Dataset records
-=-=-

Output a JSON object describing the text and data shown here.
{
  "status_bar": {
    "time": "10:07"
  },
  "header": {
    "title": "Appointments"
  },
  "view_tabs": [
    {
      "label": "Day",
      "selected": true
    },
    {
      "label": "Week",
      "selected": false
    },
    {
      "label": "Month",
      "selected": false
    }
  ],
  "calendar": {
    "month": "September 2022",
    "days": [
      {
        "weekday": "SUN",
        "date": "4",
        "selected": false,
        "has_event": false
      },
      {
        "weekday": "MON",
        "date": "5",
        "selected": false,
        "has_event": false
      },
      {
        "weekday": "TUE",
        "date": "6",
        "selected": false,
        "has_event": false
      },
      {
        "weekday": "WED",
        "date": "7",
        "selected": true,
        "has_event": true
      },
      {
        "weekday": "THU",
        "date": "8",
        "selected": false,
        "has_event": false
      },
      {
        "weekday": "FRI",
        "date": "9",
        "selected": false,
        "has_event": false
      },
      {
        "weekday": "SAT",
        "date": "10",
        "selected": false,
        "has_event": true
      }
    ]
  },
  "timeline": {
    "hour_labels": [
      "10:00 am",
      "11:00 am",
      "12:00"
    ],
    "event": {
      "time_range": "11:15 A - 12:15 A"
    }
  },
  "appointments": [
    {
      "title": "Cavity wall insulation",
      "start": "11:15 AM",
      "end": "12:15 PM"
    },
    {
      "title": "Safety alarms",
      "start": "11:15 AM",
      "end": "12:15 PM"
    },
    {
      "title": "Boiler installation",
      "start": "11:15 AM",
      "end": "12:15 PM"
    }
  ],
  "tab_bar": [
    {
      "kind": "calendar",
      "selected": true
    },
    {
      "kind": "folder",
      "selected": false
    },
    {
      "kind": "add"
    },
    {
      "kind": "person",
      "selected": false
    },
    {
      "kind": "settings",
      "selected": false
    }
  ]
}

-=-=-

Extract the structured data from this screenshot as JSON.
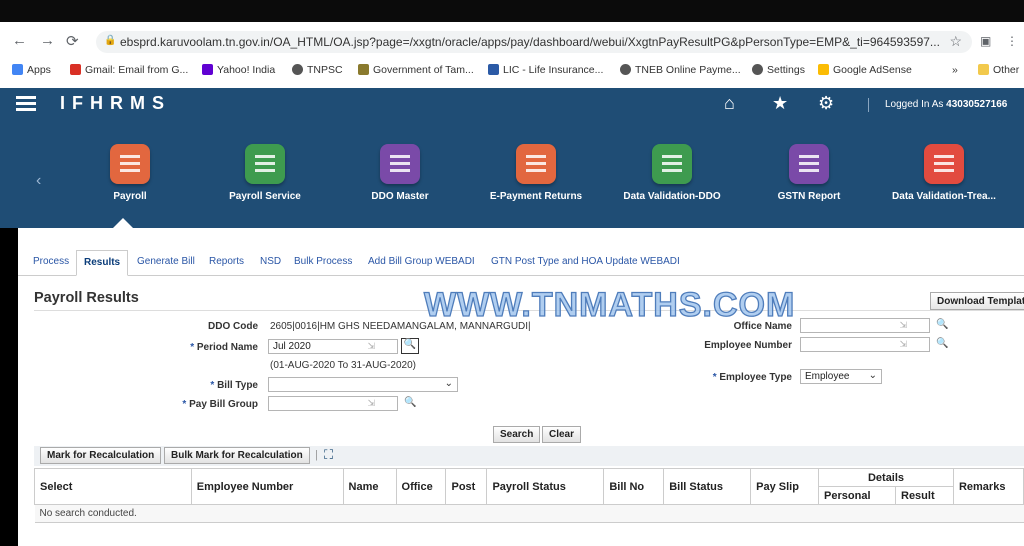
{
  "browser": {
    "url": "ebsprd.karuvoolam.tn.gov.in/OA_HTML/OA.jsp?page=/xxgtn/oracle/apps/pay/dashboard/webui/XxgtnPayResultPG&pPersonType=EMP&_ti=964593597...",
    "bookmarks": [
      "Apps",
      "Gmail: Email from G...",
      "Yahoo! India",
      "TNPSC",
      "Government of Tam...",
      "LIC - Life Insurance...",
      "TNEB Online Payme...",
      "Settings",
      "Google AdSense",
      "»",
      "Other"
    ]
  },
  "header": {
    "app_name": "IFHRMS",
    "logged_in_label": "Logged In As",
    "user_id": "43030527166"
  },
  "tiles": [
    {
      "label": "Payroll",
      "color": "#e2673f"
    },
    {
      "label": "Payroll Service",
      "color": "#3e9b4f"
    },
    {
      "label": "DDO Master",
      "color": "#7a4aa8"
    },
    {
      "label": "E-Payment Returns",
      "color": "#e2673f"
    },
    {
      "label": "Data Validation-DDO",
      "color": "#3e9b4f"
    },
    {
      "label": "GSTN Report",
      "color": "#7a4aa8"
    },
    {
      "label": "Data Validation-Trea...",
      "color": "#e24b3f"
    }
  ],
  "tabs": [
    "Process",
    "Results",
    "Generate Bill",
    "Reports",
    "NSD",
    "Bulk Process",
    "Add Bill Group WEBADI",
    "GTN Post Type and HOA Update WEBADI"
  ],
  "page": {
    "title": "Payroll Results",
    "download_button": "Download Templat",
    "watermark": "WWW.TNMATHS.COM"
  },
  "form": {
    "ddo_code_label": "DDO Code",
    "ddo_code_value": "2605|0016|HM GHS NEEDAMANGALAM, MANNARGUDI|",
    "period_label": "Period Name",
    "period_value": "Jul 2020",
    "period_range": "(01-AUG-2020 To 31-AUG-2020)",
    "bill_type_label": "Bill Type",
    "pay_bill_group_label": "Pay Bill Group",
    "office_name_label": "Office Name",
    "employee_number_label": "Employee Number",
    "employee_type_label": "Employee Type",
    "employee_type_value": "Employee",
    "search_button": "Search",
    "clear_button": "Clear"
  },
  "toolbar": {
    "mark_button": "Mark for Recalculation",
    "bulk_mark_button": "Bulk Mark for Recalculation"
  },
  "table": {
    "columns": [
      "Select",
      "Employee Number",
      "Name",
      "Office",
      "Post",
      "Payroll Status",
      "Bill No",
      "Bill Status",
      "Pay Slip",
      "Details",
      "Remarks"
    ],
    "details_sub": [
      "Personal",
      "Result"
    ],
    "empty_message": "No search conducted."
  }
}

-=-=-

§ **REQUIRED WORK**
Every line containing the string "title" must be listed.

§ **FULL SOLUTION**
    "title": "Appointments"
      "title": "Cavity wall insulation",
      "title": "Safety alarms",
      "title": "Boiler installation",
    "title": "Payroll Results",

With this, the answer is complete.